__What this task involves__.
Say how many lines include the word "document". Reply with nothing but the number.

__Records supplied__.
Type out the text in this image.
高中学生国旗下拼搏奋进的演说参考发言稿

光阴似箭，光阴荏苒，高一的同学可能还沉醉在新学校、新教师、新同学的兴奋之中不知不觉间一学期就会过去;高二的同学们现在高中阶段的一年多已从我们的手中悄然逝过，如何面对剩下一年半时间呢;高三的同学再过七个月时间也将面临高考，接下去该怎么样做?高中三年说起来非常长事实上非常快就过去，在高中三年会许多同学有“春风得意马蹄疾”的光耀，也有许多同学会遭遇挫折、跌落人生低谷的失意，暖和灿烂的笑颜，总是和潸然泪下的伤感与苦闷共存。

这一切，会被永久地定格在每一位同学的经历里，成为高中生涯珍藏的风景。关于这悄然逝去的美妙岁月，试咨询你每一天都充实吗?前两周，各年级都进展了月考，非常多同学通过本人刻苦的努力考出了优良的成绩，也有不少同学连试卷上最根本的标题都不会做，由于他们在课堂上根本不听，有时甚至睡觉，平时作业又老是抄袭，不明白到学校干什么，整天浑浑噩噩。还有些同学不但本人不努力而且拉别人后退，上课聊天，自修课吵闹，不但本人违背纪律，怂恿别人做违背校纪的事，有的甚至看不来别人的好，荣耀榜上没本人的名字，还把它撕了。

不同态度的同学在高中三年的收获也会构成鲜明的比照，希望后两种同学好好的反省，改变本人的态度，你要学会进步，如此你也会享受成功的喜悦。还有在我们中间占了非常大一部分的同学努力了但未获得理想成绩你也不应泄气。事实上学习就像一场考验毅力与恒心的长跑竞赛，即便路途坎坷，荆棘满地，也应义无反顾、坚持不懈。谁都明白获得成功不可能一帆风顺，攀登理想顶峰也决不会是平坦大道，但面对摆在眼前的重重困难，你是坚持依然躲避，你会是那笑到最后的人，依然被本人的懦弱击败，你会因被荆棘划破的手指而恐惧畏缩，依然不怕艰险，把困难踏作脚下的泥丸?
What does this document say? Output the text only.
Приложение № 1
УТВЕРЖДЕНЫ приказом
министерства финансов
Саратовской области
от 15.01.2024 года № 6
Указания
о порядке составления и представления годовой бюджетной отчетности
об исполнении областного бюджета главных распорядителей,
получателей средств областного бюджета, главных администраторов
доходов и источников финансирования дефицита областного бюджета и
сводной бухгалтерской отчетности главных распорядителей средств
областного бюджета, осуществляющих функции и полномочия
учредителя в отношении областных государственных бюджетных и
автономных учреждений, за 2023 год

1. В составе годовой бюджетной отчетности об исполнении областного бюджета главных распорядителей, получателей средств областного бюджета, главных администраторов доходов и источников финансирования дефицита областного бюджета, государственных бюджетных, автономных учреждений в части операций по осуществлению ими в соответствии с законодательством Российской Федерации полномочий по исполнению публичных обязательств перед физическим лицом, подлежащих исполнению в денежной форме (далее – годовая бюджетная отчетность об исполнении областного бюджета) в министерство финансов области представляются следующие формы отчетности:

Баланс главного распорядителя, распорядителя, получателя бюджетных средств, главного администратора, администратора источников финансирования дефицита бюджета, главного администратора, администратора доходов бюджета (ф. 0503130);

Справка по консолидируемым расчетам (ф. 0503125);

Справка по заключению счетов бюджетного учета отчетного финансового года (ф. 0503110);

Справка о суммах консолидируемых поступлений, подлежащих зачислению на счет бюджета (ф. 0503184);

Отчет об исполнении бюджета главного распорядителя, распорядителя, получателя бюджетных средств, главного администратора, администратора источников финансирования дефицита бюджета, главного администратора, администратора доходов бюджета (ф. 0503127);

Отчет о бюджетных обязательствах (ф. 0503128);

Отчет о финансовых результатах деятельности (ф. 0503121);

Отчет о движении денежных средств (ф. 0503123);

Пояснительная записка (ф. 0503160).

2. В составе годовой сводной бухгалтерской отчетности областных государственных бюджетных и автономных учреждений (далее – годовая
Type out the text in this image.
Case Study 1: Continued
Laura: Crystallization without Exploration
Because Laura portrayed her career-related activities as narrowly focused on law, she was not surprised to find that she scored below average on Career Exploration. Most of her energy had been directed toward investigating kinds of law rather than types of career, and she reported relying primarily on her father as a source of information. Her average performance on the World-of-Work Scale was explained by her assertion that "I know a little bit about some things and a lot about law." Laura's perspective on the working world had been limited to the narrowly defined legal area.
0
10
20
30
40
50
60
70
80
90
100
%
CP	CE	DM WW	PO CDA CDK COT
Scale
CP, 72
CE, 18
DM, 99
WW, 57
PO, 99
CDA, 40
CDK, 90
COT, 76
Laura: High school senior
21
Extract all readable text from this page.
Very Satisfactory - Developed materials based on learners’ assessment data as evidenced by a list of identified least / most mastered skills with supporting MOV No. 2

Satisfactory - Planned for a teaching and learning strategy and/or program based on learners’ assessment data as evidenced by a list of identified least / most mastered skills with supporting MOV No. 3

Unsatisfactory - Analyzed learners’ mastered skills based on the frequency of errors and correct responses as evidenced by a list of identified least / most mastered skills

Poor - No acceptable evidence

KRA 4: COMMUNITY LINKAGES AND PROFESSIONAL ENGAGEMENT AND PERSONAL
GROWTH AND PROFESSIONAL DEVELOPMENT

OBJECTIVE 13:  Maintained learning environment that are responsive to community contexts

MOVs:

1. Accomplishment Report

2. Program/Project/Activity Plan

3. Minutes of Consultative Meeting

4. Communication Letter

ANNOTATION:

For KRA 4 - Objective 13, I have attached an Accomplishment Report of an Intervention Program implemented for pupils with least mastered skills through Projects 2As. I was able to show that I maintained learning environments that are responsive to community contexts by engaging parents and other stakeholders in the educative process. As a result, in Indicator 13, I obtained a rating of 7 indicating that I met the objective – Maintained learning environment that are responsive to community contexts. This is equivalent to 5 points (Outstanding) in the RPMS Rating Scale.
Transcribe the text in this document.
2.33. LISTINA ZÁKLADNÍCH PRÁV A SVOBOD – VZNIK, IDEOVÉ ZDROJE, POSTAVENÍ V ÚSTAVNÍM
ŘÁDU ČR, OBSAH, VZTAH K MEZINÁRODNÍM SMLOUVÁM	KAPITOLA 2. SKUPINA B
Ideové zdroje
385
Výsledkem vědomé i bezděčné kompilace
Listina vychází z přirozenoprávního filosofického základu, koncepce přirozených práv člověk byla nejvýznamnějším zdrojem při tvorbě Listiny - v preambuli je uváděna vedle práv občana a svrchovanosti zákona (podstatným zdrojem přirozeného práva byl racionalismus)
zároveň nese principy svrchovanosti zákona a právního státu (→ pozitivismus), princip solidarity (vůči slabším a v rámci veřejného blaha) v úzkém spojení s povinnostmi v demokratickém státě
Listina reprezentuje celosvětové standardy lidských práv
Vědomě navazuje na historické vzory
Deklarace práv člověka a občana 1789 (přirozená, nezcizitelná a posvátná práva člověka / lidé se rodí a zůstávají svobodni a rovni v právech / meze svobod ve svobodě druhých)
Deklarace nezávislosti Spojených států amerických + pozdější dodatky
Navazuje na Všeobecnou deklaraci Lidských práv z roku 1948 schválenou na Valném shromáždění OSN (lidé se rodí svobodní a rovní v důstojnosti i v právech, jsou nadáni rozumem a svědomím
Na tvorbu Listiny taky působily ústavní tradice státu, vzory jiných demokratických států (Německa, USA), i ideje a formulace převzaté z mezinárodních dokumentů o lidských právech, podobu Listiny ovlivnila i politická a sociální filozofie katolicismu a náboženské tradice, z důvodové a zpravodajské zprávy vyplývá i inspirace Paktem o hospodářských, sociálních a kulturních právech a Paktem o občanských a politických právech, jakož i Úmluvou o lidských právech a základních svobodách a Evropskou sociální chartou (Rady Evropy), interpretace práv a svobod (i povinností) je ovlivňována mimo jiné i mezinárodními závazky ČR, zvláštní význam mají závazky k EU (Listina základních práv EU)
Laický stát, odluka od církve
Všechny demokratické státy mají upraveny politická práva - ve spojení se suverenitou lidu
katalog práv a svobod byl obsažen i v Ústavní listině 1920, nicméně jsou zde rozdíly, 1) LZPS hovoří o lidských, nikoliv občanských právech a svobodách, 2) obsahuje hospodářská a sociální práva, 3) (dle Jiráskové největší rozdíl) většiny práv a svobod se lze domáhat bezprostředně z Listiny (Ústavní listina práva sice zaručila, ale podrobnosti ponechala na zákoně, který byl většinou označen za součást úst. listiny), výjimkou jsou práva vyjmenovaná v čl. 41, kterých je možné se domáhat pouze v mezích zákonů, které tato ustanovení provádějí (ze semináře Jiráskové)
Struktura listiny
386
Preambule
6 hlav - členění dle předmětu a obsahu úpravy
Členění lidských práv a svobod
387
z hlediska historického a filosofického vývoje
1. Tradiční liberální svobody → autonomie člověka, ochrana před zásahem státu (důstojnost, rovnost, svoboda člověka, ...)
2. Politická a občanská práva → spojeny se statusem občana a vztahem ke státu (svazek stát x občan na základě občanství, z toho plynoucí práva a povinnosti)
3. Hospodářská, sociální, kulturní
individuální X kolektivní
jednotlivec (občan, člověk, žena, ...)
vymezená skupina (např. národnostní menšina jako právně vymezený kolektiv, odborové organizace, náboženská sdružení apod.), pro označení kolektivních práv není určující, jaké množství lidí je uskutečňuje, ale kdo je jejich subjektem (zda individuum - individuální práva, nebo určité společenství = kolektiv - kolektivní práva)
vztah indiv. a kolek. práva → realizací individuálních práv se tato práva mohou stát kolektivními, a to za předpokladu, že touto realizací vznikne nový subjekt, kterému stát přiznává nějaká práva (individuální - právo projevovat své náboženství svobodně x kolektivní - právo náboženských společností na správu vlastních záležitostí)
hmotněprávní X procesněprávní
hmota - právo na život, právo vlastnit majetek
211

__Solution__.
2